**WHAT THIS TASK INVOLVES**
Determine how many lines of the material hold the string "marker" and reply with only that number.

(Saved data entries)
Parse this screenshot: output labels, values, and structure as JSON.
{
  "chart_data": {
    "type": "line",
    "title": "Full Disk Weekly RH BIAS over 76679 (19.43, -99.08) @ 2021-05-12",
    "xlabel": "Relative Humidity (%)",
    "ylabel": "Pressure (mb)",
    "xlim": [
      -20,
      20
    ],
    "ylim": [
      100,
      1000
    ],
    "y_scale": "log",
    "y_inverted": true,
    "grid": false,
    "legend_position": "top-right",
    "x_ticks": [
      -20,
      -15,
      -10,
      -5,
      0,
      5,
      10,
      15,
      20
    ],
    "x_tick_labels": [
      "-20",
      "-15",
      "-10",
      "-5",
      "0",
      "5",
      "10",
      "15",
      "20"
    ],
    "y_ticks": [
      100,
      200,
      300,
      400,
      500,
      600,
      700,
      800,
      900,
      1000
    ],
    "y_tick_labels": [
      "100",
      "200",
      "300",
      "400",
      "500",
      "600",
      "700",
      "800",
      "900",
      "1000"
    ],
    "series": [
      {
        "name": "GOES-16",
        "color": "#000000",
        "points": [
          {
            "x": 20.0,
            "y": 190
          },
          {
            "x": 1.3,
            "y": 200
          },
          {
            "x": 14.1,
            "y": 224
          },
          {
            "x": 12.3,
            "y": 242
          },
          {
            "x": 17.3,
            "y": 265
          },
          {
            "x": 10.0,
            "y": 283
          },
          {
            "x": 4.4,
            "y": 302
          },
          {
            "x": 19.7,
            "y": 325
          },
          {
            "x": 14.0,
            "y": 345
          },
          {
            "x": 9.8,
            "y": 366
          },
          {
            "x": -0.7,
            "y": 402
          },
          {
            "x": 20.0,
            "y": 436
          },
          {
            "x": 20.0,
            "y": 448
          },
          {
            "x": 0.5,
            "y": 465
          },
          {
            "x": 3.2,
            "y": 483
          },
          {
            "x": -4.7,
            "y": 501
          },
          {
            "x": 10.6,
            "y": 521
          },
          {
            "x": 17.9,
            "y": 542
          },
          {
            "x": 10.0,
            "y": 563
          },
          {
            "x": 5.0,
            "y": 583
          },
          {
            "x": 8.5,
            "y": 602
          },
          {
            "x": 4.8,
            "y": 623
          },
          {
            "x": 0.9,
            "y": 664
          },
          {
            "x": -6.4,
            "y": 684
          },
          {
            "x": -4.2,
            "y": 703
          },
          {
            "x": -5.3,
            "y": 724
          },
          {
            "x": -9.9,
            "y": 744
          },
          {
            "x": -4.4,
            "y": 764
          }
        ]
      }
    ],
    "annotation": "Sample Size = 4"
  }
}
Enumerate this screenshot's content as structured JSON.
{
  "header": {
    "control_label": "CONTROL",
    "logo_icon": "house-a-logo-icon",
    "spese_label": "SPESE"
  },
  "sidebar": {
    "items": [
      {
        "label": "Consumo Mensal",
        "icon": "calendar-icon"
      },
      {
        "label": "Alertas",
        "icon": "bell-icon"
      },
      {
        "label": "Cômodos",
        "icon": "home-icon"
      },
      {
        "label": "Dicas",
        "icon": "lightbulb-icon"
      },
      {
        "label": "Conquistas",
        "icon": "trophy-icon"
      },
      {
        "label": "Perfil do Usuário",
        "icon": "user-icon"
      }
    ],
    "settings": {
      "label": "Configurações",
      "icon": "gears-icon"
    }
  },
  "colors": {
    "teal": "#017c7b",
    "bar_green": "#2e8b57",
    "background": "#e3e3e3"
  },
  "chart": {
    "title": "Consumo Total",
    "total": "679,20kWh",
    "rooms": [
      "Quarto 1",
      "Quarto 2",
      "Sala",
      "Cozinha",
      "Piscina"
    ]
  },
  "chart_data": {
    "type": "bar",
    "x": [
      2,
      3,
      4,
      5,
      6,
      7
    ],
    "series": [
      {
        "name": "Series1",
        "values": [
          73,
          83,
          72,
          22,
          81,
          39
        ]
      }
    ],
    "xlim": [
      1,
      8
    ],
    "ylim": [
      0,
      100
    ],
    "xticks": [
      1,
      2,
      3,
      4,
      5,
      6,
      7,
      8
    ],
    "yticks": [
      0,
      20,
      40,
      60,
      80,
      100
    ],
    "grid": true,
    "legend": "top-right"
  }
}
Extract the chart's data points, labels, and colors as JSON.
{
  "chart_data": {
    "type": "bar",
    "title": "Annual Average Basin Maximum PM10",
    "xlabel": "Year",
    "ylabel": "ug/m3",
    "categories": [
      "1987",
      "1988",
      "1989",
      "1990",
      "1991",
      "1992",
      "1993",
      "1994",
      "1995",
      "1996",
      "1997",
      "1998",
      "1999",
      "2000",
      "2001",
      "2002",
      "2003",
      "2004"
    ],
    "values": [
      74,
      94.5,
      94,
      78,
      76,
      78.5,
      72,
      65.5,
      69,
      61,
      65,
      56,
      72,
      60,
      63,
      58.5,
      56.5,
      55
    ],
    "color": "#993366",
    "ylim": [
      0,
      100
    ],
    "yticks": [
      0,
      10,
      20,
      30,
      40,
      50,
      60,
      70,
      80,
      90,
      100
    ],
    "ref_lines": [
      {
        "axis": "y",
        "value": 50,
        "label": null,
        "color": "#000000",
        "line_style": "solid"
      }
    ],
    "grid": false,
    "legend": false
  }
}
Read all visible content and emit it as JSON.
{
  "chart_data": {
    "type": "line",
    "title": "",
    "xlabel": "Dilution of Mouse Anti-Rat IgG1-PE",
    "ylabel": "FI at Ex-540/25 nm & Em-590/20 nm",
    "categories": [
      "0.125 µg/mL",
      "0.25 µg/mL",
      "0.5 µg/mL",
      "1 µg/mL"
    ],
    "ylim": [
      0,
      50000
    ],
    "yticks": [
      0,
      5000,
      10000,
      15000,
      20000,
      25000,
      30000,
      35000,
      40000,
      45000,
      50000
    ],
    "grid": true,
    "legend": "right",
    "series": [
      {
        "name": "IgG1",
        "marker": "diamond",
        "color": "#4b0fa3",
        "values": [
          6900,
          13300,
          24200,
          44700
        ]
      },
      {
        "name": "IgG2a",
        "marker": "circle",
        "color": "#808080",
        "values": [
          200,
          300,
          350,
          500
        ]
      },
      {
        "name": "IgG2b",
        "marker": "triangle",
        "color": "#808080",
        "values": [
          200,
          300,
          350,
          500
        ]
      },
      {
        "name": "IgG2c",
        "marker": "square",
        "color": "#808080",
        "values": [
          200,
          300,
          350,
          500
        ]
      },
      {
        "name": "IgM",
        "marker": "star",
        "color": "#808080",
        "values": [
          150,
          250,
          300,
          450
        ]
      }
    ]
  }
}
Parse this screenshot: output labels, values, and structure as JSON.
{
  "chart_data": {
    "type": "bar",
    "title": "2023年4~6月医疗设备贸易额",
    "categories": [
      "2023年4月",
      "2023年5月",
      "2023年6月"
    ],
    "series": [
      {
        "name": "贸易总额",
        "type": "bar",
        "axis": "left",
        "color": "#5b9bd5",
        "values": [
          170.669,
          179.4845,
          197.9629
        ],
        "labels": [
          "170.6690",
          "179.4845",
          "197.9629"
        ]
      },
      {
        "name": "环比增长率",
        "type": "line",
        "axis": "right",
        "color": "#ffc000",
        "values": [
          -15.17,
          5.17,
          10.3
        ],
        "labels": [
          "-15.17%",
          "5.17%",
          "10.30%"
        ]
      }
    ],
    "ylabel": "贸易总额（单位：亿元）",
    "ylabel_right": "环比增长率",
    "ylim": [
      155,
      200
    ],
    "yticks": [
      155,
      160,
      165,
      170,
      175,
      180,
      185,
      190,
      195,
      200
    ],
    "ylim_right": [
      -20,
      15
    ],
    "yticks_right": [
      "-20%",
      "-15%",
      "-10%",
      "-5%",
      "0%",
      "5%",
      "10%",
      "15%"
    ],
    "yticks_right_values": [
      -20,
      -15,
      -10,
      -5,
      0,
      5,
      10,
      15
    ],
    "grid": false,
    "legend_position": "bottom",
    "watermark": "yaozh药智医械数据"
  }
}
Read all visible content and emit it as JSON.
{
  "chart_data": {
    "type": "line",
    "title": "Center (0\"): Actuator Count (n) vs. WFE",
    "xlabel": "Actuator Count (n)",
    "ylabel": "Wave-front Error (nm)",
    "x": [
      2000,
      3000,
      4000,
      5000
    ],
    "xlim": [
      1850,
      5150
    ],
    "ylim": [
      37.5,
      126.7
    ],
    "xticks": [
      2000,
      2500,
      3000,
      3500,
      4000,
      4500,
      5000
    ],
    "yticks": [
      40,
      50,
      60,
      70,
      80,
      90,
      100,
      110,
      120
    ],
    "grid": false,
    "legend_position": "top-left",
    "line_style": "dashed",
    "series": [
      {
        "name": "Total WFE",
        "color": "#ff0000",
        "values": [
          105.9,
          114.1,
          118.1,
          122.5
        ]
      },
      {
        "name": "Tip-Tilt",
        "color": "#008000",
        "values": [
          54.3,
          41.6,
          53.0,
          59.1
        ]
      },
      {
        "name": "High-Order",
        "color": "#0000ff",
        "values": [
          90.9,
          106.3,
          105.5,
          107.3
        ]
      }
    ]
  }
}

**EXPECTED OUTPUT**
5